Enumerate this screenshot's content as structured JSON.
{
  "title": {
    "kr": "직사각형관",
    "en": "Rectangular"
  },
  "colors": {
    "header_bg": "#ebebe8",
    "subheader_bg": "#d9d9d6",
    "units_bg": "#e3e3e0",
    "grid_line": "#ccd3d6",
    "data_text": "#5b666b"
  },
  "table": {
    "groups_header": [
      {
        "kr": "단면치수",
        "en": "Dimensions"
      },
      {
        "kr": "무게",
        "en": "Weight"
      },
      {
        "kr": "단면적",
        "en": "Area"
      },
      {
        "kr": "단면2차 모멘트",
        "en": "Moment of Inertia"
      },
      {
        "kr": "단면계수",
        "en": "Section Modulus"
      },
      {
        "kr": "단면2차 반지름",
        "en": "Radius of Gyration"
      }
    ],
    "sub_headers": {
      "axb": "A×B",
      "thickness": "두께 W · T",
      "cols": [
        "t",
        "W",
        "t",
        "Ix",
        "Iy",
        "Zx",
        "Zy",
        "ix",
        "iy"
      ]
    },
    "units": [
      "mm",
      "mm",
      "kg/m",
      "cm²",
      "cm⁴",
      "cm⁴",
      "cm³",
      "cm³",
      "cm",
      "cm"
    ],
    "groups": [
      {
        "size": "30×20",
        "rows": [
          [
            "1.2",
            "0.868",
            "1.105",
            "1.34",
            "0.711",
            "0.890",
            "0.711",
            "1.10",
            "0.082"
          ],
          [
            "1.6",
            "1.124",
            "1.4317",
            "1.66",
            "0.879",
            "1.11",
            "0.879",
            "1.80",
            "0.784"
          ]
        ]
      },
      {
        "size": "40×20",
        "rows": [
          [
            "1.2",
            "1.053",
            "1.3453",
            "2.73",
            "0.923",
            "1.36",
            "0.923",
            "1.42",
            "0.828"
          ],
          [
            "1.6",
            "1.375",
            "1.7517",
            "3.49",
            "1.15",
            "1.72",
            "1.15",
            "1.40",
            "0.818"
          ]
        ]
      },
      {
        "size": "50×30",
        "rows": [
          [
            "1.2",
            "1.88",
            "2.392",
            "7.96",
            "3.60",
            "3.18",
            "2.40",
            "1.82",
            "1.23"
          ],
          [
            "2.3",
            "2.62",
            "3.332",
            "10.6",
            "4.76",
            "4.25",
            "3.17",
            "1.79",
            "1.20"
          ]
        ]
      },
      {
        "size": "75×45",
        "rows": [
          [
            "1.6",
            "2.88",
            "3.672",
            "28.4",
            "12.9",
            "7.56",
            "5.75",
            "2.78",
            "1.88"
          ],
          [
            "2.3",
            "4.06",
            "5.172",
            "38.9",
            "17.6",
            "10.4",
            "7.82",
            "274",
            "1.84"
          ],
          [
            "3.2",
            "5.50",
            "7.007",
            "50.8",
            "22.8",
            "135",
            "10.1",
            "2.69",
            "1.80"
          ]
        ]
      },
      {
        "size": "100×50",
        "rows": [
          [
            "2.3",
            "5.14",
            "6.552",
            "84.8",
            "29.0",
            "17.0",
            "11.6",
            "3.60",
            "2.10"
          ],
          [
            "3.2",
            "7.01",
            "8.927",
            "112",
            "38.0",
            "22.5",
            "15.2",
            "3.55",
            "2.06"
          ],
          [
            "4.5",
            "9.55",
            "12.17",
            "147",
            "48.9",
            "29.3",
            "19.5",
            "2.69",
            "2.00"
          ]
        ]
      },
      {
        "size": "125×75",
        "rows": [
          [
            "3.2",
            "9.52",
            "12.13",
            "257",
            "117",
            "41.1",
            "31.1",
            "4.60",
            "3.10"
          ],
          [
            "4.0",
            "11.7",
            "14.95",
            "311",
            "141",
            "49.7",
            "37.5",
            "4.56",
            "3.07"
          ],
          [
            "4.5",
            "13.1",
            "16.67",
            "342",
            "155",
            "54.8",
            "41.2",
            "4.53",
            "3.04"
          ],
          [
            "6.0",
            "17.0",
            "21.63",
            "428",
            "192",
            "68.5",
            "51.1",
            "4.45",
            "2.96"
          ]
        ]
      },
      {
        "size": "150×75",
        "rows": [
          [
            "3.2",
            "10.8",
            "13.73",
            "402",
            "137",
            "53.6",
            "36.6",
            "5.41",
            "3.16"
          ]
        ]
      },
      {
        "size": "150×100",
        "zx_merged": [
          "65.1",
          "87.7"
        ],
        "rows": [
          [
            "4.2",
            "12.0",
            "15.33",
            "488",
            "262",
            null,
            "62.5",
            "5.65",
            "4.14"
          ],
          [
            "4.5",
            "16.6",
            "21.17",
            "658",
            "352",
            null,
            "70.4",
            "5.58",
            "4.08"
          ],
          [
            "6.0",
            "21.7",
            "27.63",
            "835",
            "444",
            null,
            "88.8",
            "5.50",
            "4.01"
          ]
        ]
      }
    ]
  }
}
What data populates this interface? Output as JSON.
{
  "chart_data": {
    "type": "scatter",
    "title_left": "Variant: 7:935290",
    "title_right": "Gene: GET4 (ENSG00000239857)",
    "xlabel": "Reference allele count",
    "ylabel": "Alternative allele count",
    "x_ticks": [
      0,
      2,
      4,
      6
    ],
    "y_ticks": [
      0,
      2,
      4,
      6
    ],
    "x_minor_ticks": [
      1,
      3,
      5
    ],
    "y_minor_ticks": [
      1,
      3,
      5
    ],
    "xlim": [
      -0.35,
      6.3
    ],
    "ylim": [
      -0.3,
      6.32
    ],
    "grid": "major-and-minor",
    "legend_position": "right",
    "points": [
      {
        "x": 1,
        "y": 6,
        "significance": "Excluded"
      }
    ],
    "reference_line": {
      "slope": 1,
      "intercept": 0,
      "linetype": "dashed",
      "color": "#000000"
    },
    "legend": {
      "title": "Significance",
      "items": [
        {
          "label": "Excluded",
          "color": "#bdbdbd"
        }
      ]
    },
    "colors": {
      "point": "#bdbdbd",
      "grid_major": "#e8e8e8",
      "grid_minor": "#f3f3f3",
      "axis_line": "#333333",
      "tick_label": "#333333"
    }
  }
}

* * * *

**Exercise goal**
Could you quote the material above in full, exactly as it stands?

**Task response**
Enumerate this screenshot's content as structured JSON.
{
  "title": {
    "kr": "직사각형관",
    "en": "Rectangular"
  },
  "colors": {
    "header_bg": "#ebebe8",
    "subheader_bg": "#d9d9d6",
    "units_bg": "#e3e3e0",
    "grid_line": "#ccd3d6",
    "data_text": "#5b666b"
  },
  "table": {
    "groups_header": [
      {
        "kr": "단면치수",
        "en": "Dimensions"
      },
      {
        "kr": "무게",
        "en": "Weight"
      },
      {
        "kr": "단면적",
        "en": "Area"
      },
      {
        "kr": "단면2차 모멘트",
        "en": "Moment of Inertia"
      },
      {
        "kr": "단면계수",
        "en": "Section Modulus"
      },
      {
        "kr": "단면2차 반지름",
        "en": "Radius of Gyration"
      }
    ],
    "sub_headers": {
      "axb": "A×B",
      "thickness": "두께 W · T",
      "cols": [
        "t",
        "W",
        "t",
        "Ix",
        "Iy",
        "Zx",
        "Zy",
        "ix",
        "iy"
      ]
    },
    "units": [
      "mm",
      "mm",
      "kg/m",
      "cm²",
      "cm⁴",
      "cm⁴",
      "cm³",
      "cm³",
      "cm",
      "cm"
    ],
    "groups": [
      {
        "size": "30×20",
        "rows": [
          [
            "1.2",
            "0.868",
            "1.105",
            "1.34",
            "0.711",
            "0.890",
            "0.711",
            "1.10",
            "0.082"
          ],
          [
            "1.6",
            "1.124",
            "1.4317",
            "1.66",
            "0.879",
            "1.11",
            "0.879",
            "1.80",
            "0.784"
          ]
        ]
      },
      {
        "size": "40×20",
        "rows": [
          [
            "1.2",
            "1.053",
            "1.3453",
            "2.73",
            "0.923",
            "1.36",
            "0.923",
            "1.42",
            "0.828"
          ],
          [
            "1.6",
            "1.375",
            "1.7517",
            "3.49",
            "1.15",
            "1.72",
            "1.15",
            "1.40",
            "0.818"
          ]
        ]
      },
      {
        "size": "50×30",
        "rows": [
          [
            "1.2",
            "1.88",
            "2.392",
            "7.96",
            "3.60",
            "3.18",
            "2.40",
            "1.82",
            "1.23"
          ],
          [
            "2.3",
            "2.62",
            "3.332",
            "10.6",
            "4.76",
            "4.25",
            "3.17",
            "1.79",
            "1.20"
          ]
        ]
      },
      {
        "size": "75×45",
        "rows": [
          [
            "1.6",
            "2.88",
            "3.672",
            "28.4",
            "12.9",
            "7.56",
            "5.75",
            "2.78",
            "1.88"
          ],
          [
            "2.3",
            "4.06",
            "5.172",
            "38.9",
            "17.6",
            "10.4",
            "7.82",
            "274",
            "1.84"
          ],
          [
            "3.2",
            "5.50",
            "7.007",
            "50.8",
            "22.8",
            "135",
            "10.1",
            "2.69",
            "1.80"
          ]
        ]
      },
      {
        "size": "100×50",
        "rows": [
          [
            "2.3",
            "5.14",
            "6.552",
            "84.8",
            "29.0",
            "17.0",
            "11.6",
            "3.60",
            "2.10"
          ],
          [
            "3.2",
            "7.01",
            "8.927",
            "112",
            "38.0",
            "22.5",
            "15.2",
            "3.55",
            "2.06"
          ],
          [
            "4.5",
            "9.55",
            "12.17",
            "147",
            "48.9",
            "29.3",
            "19.5",
            "2.69",
            "2.00"
          ]
        ]
      },
      {
        "size": "125×75",
        "rows": [
          [
            "3.2",
            "9.52",
            "12.13",
            "257",
            "117",
            "41.1",
            "31.1",
            "4.60",
            "3.10"
          ],
          [
            "4.0",
            "11.7",
            "14.95",
            "311",
            "141",
            "49.7",
            "37.5",
            "4.56",
            "3.07"
          ],
          [
            "4.5",
            "13.1",
            "16.67",
            "342",
            "155",
            "54.8",
            "41.2",
            "4.53",
            "3.04"
          ],
          [
            "6.0",
            "17.0",
            "21.63",
            "428",
            "192",
            "68.5",
            "51.1",
            "4.45",
            "2.96"
          ]
        ]
      },
      {
        "size": "150×75",
        "rows": [
          [
            "3.2",
            "10.8",
            "13.73",
            "402",
            "137",
            "53.6",
            "36.6",
            "5.41",
            "3.16"
          ]
        ]
      },
      {
        "size": "150×100",
        "zx_merged": [
          "65.1",
          "87.7"
        ],
        "rows": [
          [
            "4.2",
            "12.0",
            "15.33",
            "488",
            "262",
            null,
            "62.5",
            "5.65",
            "4.14"
          ],
          [
            "4.5",
            "16.6",
            "21.17",
            "658",
            "352",
            null,
            "70.4",
            "5.58",
            "4.08"
          ],
          [
            "6.0",
            "21.7",
            "27.63",
            "835",
            "444",
            null,
            "88.8",
            "5.50",
            "4.01"
          ]
        ]
      }
    ]
  }
}
What data populates this interface? Output as JSON.
{
  "chart_data": {
    "type": "scatter",
    "title_left": "Variant: 7:935290",
    "title_right": "Gene: GET4 (ENSG00000239857)",
    "xlabel": "Reference allele count",
    "ylabel": "Alternative allele count",
    "x_ticks": [
      0,
      2,
      4,
      6
    ],
    "y_ticks": [
      0,
      2,
      4,
      6
    ],
    "x_minor_ticks": [
      1,
      3,
      5
    ],
    "y_minor_ticks": [
      1,
      3,
      5
    ],
    "xlim": [
      -0.35,
      6.3
    ],
    "ylim": [
      -0.3,
      6.32
    ],
    "grid": "major-and-minor",
    "legend_position": "right",
    "points": [
      {
        "x": 1,
        "y": 6,
        "significance": "Excluded"
      }
    ],
    "reference_line": {
      "slope": 1,
      "intercept": 0,
      "linetype": "dashed",
      "color": "#000000"
    },
    "legend": {
      "title": "Significance",
      "items": [
        {
          "label": "Excluded",
          "color": "#bdbdbd"
        }
      ]
    },
    "colors": {
      "point": "#bdbdbd",
      "grid_major": "#e8e8e8",
      "grid_minor": "#f3f3f3",
      "axis_line": "#333333",
      "tick_label": "#333333"
    }
  }
}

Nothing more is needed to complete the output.